■ **PROBLEM REQUIREMENTS**
How many lines of these entries hold the string "classification"? Reply with the number alone.

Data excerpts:
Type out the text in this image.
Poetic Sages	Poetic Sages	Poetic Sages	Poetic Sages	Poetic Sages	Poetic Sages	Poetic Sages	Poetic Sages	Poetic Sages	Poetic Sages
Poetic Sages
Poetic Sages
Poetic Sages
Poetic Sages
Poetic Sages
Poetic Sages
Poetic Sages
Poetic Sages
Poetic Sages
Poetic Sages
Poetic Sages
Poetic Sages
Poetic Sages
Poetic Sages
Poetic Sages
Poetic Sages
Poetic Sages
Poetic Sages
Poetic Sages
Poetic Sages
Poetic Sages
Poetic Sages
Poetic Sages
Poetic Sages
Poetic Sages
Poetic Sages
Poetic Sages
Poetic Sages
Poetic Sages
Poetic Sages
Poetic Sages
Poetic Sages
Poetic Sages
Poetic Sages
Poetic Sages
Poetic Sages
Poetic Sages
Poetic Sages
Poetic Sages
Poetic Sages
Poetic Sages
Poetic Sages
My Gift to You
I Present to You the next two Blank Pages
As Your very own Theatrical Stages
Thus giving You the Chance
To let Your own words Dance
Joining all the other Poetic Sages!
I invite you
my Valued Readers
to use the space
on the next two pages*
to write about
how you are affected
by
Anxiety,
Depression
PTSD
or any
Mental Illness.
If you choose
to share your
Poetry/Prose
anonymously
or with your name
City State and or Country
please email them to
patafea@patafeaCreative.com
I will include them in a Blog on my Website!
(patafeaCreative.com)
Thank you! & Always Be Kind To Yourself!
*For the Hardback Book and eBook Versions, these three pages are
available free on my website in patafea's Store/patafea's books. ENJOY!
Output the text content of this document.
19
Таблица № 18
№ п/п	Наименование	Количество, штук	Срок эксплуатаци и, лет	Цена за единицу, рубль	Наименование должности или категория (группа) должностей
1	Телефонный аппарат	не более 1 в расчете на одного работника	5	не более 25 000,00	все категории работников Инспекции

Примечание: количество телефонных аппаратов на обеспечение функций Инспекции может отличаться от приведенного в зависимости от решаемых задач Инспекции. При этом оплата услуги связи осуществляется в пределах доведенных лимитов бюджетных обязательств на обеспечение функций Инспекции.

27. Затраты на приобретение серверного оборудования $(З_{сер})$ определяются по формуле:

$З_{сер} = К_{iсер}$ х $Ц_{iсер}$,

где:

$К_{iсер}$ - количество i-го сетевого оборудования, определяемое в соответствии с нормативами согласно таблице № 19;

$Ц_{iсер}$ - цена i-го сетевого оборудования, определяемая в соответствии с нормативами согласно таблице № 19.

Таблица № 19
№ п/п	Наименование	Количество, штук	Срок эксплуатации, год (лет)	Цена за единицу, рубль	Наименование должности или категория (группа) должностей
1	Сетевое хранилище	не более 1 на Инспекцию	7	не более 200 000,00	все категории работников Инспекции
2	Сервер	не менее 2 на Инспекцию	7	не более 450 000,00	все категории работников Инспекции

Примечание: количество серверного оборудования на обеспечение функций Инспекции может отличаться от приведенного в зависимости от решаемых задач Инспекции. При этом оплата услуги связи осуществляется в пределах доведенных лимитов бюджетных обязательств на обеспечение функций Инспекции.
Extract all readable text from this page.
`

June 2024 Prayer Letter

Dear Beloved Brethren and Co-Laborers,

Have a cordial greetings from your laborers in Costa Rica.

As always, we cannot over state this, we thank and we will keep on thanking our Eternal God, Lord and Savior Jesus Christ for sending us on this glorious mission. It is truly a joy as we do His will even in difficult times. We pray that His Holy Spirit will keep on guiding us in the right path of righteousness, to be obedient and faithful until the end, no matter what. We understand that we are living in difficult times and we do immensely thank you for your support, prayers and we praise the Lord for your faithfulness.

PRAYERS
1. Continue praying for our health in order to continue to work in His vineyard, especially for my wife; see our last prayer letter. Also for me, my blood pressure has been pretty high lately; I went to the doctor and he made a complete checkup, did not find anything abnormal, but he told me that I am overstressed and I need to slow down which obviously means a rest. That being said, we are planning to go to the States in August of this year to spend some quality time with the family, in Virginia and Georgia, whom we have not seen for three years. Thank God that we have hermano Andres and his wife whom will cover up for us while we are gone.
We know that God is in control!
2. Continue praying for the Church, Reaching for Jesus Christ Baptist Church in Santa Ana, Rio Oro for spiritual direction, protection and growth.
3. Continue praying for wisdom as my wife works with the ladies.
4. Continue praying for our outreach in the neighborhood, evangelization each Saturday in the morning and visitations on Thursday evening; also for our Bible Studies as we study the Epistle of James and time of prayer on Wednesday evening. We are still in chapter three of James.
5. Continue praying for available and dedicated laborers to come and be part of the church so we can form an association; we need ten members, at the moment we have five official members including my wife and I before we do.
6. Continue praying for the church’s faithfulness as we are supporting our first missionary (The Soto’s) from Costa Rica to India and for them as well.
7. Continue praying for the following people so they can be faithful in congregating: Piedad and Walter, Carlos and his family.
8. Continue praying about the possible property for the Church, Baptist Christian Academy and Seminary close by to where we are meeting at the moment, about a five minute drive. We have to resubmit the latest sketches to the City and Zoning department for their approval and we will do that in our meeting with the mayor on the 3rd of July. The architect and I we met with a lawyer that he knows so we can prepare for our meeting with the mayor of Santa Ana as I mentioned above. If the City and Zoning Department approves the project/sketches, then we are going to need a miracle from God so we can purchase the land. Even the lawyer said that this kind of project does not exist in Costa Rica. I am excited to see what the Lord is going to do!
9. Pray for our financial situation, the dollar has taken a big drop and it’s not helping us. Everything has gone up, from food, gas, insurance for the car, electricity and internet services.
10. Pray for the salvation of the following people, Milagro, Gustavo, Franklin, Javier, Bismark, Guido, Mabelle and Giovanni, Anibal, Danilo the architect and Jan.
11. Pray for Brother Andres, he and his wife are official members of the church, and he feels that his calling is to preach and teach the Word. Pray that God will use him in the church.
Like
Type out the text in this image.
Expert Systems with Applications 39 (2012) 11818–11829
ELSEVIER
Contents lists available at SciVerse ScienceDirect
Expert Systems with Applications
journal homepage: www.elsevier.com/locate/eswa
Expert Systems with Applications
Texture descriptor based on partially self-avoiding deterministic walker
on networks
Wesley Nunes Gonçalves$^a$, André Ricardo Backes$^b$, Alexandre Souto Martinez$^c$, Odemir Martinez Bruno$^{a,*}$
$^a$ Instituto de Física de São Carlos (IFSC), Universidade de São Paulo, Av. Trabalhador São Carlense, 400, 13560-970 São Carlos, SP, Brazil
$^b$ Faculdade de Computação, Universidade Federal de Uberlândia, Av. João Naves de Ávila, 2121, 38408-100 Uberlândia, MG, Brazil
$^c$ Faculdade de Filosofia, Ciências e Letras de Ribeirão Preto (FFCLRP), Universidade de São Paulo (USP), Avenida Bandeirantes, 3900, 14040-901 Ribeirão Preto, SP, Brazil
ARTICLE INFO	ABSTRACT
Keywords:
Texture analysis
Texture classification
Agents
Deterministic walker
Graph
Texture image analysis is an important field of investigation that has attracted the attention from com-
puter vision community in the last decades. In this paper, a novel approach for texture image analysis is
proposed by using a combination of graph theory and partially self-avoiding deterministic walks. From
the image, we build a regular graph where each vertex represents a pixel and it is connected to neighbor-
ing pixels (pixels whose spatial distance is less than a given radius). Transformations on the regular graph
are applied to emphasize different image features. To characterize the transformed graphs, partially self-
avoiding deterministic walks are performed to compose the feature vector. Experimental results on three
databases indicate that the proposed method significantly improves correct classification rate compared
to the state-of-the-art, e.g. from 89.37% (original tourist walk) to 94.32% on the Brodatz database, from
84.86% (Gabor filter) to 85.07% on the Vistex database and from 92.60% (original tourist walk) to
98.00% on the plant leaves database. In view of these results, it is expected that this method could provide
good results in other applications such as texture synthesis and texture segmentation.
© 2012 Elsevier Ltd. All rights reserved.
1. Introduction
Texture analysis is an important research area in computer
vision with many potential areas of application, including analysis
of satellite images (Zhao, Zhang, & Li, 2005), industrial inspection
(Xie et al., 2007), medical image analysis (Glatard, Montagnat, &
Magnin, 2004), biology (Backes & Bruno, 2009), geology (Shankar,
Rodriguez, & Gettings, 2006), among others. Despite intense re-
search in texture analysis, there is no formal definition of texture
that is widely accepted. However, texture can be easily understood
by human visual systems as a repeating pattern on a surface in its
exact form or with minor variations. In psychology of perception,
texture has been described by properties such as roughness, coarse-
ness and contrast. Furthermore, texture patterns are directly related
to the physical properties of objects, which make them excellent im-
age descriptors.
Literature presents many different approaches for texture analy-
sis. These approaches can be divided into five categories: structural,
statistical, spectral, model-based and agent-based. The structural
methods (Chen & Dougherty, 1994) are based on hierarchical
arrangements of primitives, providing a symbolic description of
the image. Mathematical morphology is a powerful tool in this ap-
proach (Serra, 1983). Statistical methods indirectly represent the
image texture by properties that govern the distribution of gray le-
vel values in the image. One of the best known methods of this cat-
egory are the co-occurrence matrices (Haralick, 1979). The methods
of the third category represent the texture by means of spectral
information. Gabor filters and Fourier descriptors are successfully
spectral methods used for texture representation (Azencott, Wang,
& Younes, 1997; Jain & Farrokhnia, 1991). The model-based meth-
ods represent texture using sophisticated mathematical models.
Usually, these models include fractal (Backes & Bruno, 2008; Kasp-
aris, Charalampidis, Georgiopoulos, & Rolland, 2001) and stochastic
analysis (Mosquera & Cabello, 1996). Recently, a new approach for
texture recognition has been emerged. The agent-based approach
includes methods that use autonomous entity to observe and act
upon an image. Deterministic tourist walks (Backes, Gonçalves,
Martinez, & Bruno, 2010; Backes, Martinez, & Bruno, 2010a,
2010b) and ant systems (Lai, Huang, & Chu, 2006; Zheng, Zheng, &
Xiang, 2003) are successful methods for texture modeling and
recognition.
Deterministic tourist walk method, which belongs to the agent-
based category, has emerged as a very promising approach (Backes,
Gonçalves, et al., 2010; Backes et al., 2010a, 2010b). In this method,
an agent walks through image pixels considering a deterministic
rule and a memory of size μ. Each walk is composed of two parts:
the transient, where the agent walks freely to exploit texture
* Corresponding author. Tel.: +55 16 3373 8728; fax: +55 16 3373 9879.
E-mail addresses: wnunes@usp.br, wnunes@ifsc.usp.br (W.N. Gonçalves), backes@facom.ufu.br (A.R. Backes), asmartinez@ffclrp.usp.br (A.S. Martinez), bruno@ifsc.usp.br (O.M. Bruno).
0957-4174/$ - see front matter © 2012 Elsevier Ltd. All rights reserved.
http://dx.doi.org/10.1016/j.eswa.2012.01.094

■ **COMPLETED EXERCISE**
2